== Entries provided ==
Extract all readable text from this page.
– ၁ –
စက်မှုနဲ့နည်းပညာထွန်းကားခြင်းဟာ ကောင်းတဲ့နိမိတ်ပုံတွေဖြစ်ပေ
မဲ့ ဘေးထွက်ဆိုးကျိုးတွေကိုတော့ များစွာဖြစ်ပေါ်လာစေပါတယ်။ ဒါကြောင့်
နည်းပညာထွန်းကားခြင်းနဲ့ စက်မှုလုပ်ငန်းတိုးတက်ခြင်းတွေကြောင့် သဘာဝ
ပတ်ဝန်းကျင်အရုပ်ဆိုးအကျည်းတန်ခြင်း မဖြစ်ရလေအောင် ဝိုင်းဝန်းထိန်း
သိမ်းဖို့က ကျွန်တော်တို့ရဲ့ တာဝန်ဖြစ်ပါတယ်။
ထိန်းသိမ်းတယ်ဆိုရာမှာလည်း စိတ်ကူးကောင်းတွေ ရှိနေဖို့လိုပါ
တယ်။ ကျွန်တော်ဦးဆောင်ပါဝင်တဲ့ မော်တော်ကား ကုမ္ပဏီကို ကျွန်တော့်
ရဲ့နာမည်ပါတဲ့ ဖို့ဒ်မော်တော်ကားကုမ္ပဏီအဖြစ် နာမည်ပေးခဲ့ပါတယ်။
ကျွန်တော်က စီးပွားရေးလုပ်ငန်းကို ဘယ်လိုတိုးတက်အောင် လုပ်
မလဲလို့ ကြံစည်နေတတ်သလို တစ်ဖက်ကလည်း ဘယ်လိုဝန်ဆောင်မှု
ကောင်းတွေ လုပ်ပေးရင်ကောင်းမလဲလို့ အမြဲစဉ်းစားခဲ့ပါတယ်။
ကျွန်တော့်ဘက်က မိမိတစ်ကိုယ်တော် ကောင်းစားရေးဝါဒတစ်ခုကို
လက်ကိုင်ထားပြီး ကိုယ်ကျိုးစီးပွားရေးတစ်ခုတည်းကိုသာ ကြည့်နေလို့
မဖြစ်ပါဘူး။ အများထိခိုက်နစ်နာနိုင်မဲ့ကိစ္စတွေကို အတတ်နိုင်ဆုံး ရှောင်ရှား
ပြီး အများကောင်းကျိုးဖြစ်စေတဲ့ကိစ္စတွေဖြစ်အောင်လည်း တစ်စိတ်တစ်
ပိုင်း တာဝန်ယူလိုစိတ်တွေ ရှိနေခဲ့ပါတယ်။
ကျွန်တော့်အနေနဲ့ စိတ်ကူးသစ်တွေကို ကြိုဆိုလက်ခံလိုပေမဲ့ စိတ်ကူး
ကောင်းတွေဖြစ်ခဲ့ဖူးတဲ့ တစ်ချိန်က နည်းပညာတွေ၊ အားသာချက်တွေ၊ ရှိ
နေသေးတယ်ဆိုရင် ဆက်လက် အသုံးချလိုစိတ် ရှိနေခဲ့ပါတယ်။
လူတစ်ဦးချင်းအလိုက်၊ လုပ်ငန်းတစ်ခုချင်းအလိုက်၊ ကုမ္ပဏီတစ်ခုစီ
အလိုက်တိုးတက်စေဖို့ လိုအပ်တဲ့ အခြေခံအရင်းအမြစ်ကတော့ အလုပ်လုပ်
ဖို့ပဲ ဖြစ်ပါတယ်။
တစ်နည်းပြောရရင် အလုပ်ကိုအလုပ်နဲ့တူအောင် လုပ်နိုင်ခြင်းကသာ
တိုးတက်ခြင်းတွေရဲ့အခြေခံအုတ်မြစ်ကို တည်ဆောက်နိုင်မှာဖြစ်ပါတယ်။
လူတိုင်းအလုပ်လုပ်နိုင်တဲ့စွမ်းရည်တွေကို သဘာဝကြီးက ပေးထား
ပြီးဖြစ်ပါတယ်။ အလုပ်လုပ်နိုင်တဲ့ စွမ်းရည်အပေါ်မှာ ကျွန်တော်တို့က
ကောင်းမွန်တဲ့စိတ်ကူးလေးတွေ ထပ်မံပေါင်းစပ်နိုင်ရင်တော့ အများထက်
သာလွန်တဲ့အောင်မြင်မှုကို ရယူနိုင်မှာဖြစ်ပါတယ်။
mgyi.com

== Exercise brief ==
Copy down the material exactly as written.

== Response below ==
Extract all readable text from this page.
– ၁ –
စက်မှုနဲ့နည်းပညာထွန်းကားခြင်းဟာ ကောင်းတဲ့နိမိတ်ပုံတွေဖြစ်ပေ
မဲ့ ဘေးထွက်ဆိုးကျိုးတွေကိုတော့ များစွာဖြစ်ပေါ်လာစေပါတယ်။ ဒါကြောင့်
နည်းပညာထွန်းကားခြင်းနဲ့ စက်မှုလုပ်ငန်းတိုးတက်ခြင်းတွေကြောင့် သဘာဝ
ပတ်ဝန်းကျင်အရုပ်ဆိုးအကျည်းတန်ခြင်း မဖြစ်ရလေအောင် ဝိုင်းဝန်းထိန်း
သိမ်းဖို့က ကျွန်တော်တို့ရဲ့ တာဝန်ဖြစ်ပါတယ်။
ထိန်းသိမ်းတယ်ဆိုရာမှာလည်း စိတ်ကူးကောင်းတွေ ရှိနေဖို့လိုပါ
တယ်။ ကျွန်တော်ဦးဆောင်ပါဝင်တဲ့ မော်တော်ကား ကုမ္ပဏီကို ကျွန်တော့်
ရဲ့နာမည်ပါတဲ့ ဖို့ဒ်မော်တော်ကားကုမ္ပဏီအဖြစ် နာမည်ပေးခဲ့ပါတယ်။
ကျွန်တော်က စီးပွားရေးလုပ်ငန်းကို ဘယ်လိုတိုးတက်အောင် လုပ်
မလဲလို့ ကြံစည်နေတတ်သလို တစ်ဖက်ကလည်း ဘယ်လိုဝန်ဆောင်မှု
ကောင်းတွေ လုပ်ပေးရင်ကောင်းမလဲလို့ အမြဲစဉ်းစားခဲ့ပါတယ်။
ကျွန်တော့်ဘက်က မိမိတစ်ကိုယ်တော် ကောင်းစားရေးဝါဒတစ်ခုကို
လက်ကိုင်ထားပြီး ကိုယ်ကျိုးစီးပွားရေးတစ်ခုတည်းကိုသာ ကြည့်နေလို့
မဖြစ်ပါဘူး။ အများထိခိုက်နစ်နာနိုင်မဲ့ကိစ္စတွေကို အတတ်နိုင်ဆုံး ရှောင်ရှား
ပြီး အများကောင်းကျိုးဖြစ်စေတဲ့ကိစ္စတွေဖြစ်အောင်လည်း တစ်စိတ်တစ်
ပိုင်း တာဝန်ယူလိုစိတ်တွေ ရှိနေခဲ့ပါတယ်။
ကျွန်တော့်အနေနဲ့ စိတ်ကူးသစ်တွေကို ကြိုဆိုလက်ခံလိုပေမဲ့ စိတ်ကူး
ကောင်းတွေဖြစ်ခဲ့ဖူးတဲ့ တစ်ချိန်က နည်းပညာတွေ၊ အားသာချက်တွေ၊ ရှိ
နေသေးတယ်ဆိုရင် ဆက်လက် အသုံးချလိုစိတ် ရှိနေခဲ့ပါတယ်။
လူတစ်ဦးချင်းအလိုက်၊ လုပ်ငန်းတစ်ခုချင်းအလိုက်၊ ကုမ္ပဏီတစ်ခုစီ
အလိုက်တိုးတက်စေဖို့ လိုအပ်တဲ့ အခြေခံအရင်းအမြစ်ကတော့ အလုပ်လုပ်
ဖို့ပဲ ဖြစ်ပါတယ်။
တစ်နည်းပြောရရင် အလုပ်ကိုအလုပ်နဲ့တူအောင် လုပ်နိုင်ခြင်းကသာ
တိုးတက်ခြင်းတွေရဲ့အခြေခံအုတ်မြစ်ကို တည်ဆောက်နိုင်မှာဖြစ်ပါတယ်။
လူတိုင်းအလုပ်လုပ်နိုင်တဲ့စွမ်းရည်တွေကို သဘာဝကြီးက ပေးထား
ပြီးဖြစ်ပါတယ်။ အလုပ်လုပ်နိုင်တဲ့ စွမ်းရည်အပေါ်မှာ ကျွန်တော်တို့က
ကောင်းမွန်တဲ့စိတ်ကူးလေးတွေ ထပ်မံပေါင်းစပ်နိုင်ရင်တော့ အများထက်
သာလွန်တဲ့အောင်မြင်မှုကို ရယူနိုင်မှာဖြစ်ပါတယ်။
mgyi.com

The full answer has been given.